MockingBird

8.8 KiB

Raw Permalink Blame History

实时语音克隆 - 中文/普通话

English | 中文

DEMO VIDEO | Wiki教程｜训练教程

特性

🌍 中文支持普通话并使用多种中文数据集进行测试：aidatatang_200zh, magicdata, aishell3, biaobei, MozillaCommonVoice, data_aishell 等

🤩 Easy & Awesome 仅需下载或新训练合成器（synthesizer）就有良好效果，复用预训练的编码器/声码器，或实时的HiFi-GAN作为vocoder

🌍 Webserver Ready 可伺服你的训练结果，供远程调用。

🤩 感谢各位小伙伴的支持，本项目将开启新一轮的更新

1.快速开始

1.1 建议环境

Ubuntu 18.04
Cuda 11.7 && CuDNN 8.5.0
Python 3.8 或 3.9
Pytorch 2.0.1

1.2 环境配置

# 下载前建议更换国内镜像源

conda create -n sound python=3.9

conda activate sound

git clone https://github.com/babysor/MockingBird.git

cd MockingBird

pip install -r requirements.txt

pip install webrtcvad-wheels

pip install torch torchvision torchaudio --index-url https://download.pytorch.org/whl/cu117

1.3 模型准备

当实在没有设备或者不想慢慢调试，可以使用社区贡献的模型(欢迎持续分享):

作者	下载链接	效果预览	信息
作者	https://pan.baidu.com/s/1iONvRxmkI-t1nHqxKytY3g 百度盘链接 4j5d		75k steps 用3个开源数据集混合训练
作者	https://pan.baidu.com/s/1fMh9IlgKJlL2PIiRTYDUvw 百度盘链接提取码：om7f		25k steps 用3个开源数据集混合训练, 切换到tag v0.0.1使用
@FawenYo	https://drive.google.com/file/d/1H-YGOUHpmqKxJ9FRc6vAjPuqQki24UbC/view?usp=sharing 百度盘链接提取码：1024	input output	200k steps 台湾口音需切换到tag v0.0.1使用
@miven	https://pan.baidu.com/s/1PI-hM3sn5wbeChRryX-RCQ 提取码：2021	https://www.bilibili.com/video/BV1uh411B7AD/	150k steps 注意：根据issue修复并切换到tag v0.0.1使用

1.4 文件结构准备

文件结构准备如下所示，算法将自动遍历synthesizer下的.pt模型文件。

- _问题与任务_:
a. 将 MockingBird 说明文档中从"实时语音克隆 - 中文/普通话"起至"Webserver Ready 可伺服你的训练结果，供远程调用。"止（含两端）的部分重写一遍，并把其中的"合成器"换成"合成模块"。
b. 接着 MockingBird 说明文档的最后一句继续往下写。
所附材料与此处内容无关，无需参考。

记录数据
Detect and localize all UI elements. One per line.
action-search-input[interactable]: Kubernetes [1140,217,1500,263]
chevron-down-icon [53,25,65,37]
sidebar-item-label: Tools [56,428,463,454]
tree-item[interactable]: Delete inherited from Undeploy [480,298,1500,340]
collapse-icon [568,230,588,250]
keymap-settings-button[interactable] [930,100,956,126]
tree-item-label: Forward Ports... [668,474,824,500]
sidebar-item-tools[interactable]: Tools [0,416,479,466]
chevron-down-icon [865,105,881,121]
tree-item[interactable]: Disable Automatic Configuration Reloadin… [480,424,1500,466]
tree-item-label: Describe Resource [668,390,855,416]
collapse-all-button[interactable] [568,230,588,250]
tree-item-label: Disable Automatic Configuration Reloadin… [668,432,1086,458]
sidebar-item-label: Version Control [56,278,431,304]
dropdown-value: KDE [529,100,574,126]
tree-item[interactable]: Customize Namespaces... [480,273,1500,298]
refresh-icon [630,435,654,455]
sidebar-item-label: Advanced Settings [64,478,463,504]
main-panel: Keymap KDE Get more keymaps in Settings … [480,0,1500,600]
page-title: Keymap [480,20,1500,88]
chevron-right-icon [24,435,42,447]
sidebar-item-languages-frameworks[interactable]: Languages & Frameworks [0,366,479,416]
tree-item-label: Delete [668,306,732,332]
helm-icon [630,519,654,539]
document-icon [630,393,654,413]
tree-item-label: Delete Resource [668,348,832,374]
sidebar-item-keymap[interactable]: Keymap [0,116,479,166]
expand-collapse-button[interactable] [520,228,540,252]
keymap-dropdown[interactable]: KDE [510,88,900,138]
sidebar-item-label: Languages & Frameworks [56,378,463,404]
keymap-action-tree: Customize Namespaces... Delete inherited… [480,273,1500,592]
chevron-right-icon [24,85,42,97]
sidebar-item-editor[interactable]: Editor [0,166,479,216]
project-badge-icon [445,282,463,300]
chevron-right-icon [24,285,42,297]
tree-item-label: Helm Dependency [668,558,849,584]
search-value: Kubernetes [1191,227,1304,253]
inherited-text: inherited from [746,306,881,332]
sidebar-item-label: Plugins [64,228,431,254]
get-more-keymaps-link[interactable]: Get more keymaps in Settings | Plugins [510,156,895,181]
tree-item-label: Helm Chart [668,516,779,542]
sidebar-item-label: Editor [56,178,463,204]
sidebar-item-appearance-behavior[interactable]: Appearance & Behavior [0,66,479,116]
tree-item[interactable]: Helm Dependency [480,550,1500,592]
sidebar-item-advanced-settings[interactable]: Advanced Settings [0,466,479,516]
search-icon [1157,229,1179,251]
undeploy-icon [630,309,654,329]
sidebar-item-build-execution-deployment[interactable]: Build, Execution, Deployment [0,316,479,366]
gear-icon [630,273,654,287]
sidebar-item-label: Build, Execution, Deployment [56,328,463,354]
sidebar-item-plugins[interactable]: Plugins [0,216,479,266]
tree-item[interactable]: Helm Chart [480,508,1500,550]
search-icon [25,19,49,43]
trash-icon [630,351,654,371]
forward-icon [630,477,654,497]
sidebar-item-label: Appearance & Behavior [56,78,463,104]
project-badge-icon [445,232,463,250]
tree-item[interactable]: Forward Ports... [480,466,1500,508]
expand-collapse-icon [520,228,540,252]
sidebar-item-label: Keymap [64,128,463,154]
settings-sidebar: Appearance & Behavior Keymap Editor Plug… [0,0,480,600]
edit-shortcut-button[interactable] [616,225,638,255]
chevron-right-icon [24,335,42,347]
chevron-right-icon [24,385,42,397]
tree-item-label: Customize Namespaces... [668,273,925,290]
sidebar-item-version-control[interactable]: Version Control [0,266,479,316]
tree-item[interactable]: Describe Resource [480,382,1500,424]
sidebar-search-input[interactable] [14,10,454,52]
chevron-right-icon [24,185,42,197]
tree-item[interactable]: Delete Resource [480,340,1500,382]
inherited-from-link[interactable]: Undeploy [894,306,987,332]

- _各题答案_:
a.
实时语音克隆 - 中文/普通话

English | 中文

DEMO VIDEO | Wiki教程｜训练教程

特性

🌍 中文支持普通话并使用多种中文数据集进行测试：aidatatang_200zh, magicdata, aishell3, biaobei, MozillaCommonVoice, data_aishell 等

🤩 Easy & Awesome 仅需下载或新训练合成模块（synthesizer）就有良好效果，复用预训练的编码器/声码器，或实时的HiFi-GAN作为vocoder

🌍 Webserver Ready 可伺服你的训练结果，供远程调用。

b.
#  以第一个 pretrained-11-7-21_75k.pt 为例

└── data
      └── ckpt 
            └── synthesizer 
                     └── pretrained-11-7-21_75k.pt

1.5 运行

python web.py

2.模型训练

2.1 数据准备

2.1.1 数据下载

# aidatatang_200zh 
 
wget https://openslr.elda.org/resources/62/aidatatang_200zh.tgz

# MAGICDATA  

wget https://openslr.magicdatatech.com/resources/68/train_set.tar.gz

wget https://openslr.magicdatatech.com/resources/68/dev_set.tar.gz

wget https://openslr.magicdatatech.com/resources/68/test_set.tar.gz

# AISHELL-3 

wget https://openslr.elda.org/resources/93/data_aishell3.tgz

# Aishell  

wget https://openslr.elda.org/resources/33/data_aishell.tgz

2.1.2 数据批量解压

# 该指令为解压当前目录下的所有压缩文件 

for gz in *.gz; do tar -zxvf $gz; done

2.2 encoder模型训练

2.2.1 数据预处理：

需要先在pre.py 头部加入：

import torch
torch.multiprocessing.set_start_method('spawn', force=True)

使用以下指令对数据预处理：

python pre.py <datasets_root> \
           -d <datasets_name>

其中<datasets_root>为原数据集路径，<datasets_name> 为数据集名称。

支持 librispeech_other，voxceleb1，aidatatang_200zh，使用逗号分割处理多数据集。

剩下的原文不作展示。